Find how many lines of the listing below include the word "additional", then report the number by itself.

- **Dataset**
◇ ◇ ◇ ◇

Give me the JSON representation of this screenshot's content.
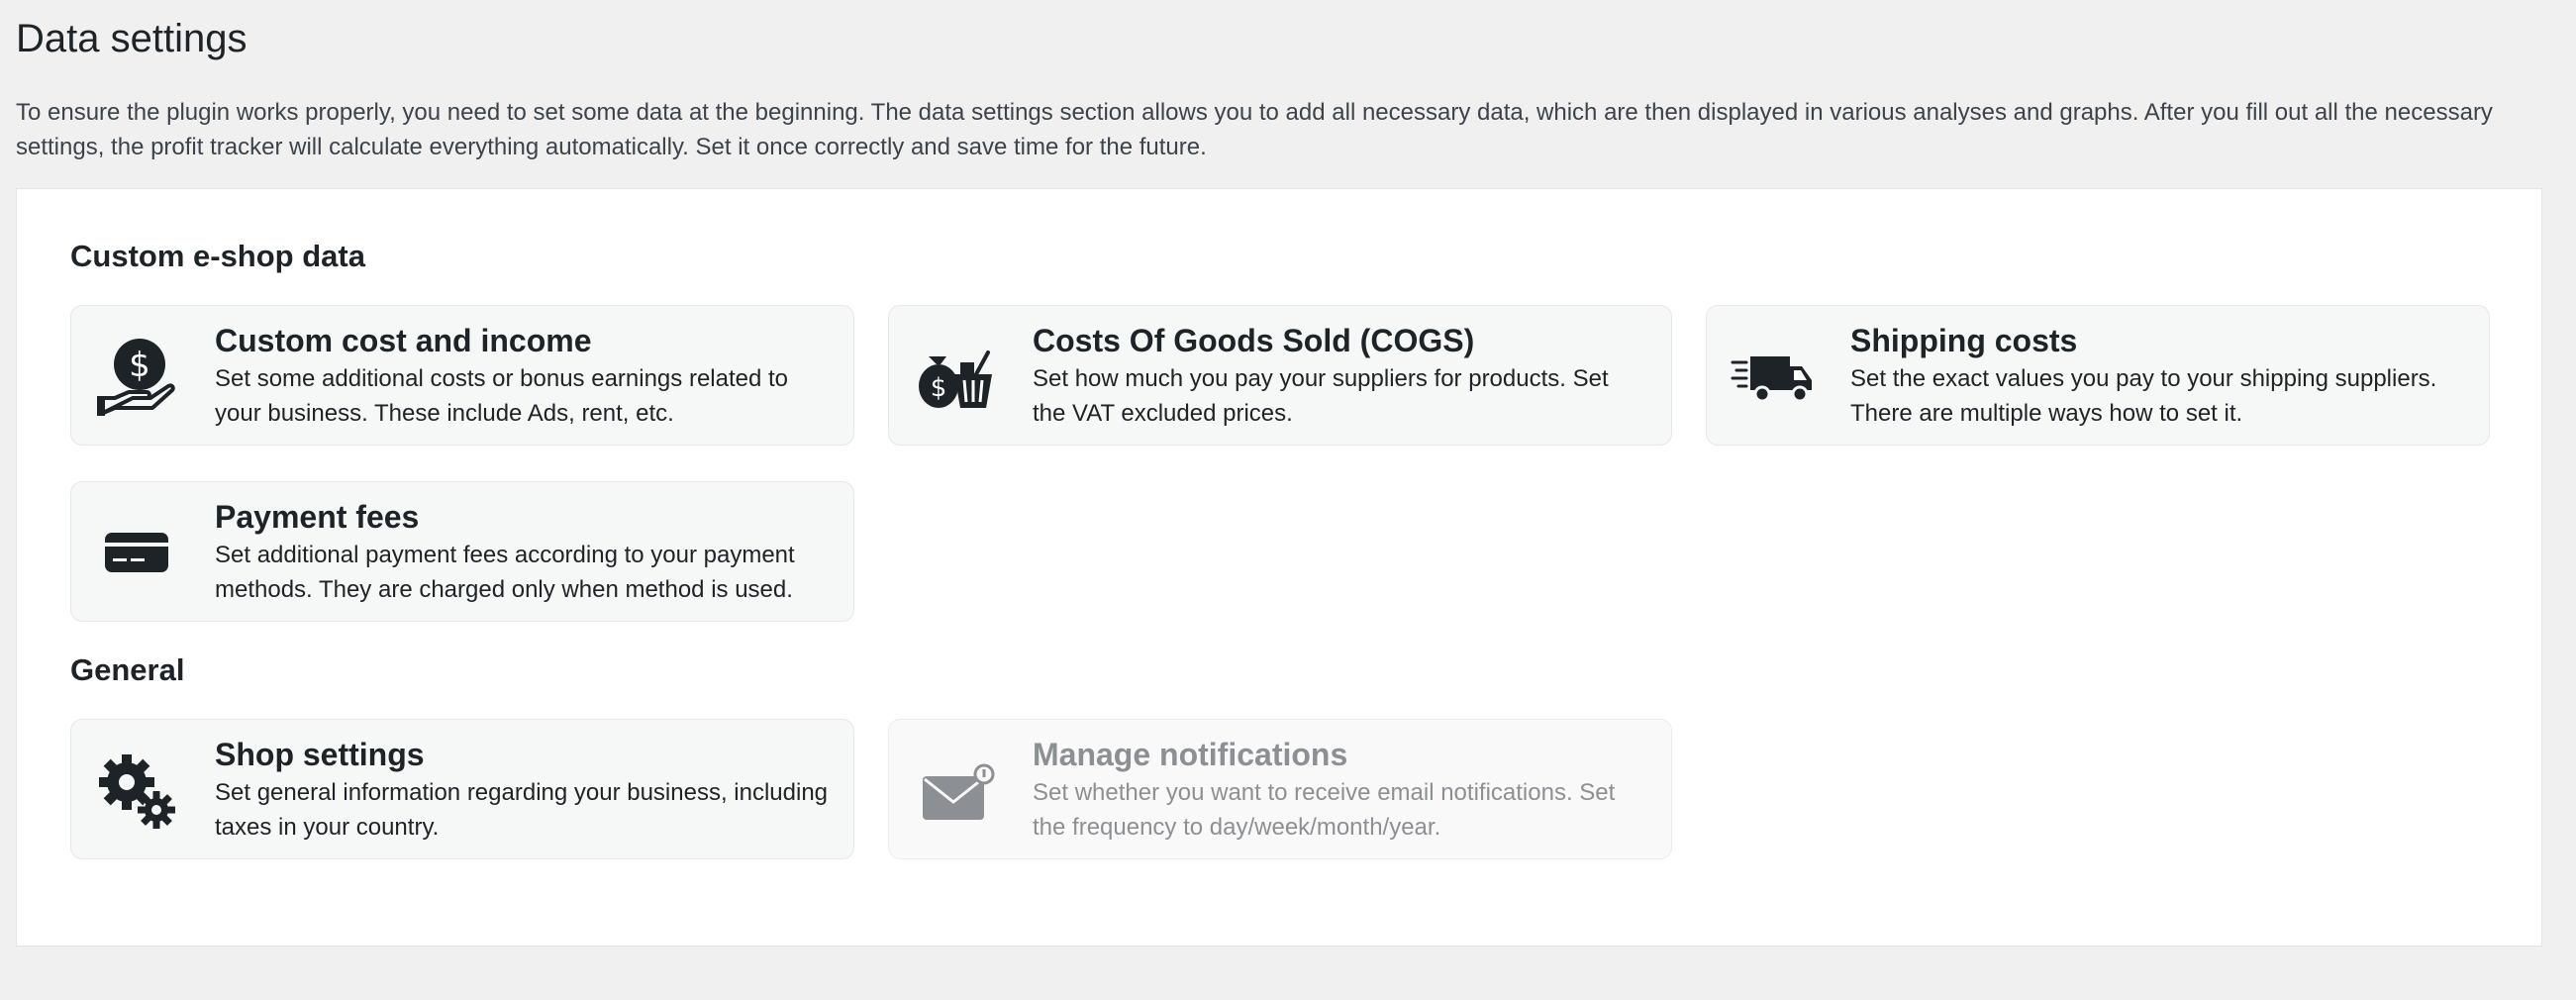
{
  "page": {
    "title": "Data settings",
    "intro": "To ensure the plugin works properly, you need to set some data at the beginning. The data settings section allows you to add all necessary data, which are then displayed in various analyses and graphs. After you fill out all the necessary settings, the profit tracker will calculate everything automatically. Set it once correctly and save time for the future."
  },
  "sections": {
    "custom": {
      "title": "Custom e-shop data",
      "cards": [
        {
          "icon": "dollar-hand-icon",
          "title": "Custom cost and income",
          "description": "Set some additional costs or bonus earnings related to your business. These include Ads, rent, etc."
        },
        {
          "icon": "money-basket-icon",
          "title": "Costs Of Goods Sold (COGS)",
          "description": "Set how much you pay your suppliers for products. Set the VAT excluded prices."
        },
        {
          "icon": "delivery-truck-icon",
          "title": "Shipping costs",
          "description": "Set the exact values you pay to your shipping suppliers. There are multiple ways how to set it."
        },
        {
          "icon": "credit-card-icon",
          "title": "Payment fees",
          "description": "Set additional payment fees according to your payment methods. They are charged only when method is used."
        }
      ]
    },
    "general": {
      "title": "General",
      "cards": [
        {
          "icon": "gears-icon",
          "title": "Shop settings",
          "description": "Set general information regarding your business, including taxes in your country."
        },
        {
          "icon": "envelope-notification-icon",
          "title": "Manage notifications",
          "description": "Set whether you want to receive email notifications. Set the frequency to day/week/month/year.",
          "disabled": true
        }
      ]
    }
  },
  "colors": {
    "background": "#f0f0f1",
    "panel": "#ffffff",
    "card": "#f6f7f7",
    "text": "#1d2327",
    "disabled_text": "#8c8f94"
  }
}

◇ ◇ ◇ ◇

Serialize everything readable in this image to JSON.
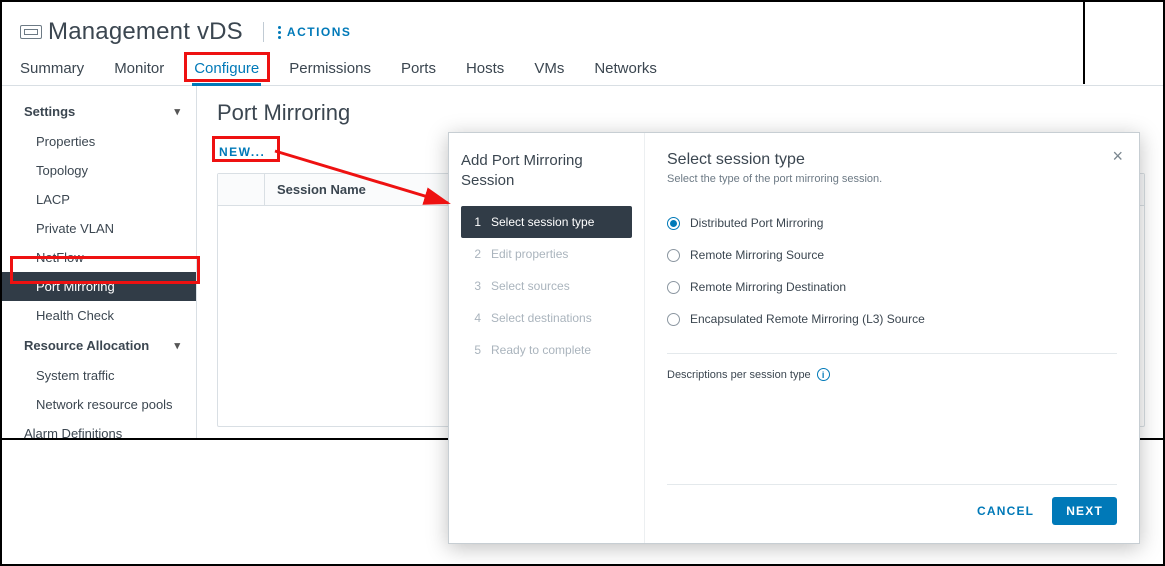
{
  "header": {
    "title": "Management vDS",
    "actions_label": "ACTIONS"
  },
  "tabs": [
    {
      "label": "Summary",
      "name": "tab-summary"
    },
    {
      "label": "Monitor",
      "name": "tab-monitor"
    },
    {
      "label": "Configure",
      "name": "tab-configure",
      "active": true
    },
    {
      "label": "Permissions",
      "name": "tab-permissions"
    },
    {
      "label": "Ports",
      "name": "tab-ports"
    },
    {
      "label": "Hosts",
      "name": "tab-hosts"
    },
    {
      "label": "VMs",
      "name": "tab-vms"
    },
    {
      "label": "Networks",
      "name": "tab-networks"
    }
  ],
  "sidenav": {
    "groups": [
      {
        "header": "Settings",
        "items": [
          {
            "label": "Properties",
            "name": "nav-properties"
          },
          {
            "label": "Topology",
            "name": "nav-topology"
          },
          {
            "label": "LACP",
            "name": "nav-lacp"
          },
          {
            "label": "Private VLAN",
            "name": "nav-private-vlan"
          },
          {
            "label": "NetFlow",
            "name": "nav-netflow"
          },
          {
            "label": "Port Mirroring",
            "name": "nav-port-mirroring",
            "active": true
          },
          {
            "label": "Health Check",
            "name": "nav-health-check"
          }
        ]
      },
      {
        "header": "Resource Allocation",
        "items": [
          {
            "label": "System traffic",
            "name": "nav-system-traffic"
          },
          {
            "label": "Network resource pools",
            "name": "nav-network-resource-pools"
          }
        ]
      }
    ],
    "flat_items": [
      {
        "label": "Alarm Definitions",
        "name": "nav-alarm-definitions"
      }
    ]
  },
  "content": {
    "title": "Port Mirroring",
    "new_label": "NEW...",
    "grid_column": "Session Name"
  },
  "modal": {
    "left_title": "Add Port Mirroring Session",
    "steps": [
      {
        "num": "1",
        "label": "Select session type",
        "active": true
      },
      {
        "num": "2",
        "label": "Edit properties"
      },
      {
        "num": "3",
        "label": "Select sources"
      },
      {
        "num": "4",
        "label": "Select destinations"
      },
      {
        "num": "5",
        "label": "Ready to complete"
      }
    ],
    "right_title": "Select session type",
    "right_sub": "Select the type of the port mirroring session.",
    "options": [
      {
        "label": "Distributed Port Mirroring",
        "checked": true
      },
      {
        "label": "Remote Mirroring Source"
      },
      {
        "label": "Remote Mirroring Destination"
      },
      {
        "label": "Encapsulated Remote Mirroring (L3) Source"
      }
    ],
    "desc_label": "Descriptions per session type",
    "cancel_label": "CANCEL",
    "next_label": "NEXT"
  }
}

◇ ◇ ◇ ◇

- **Complete response**
2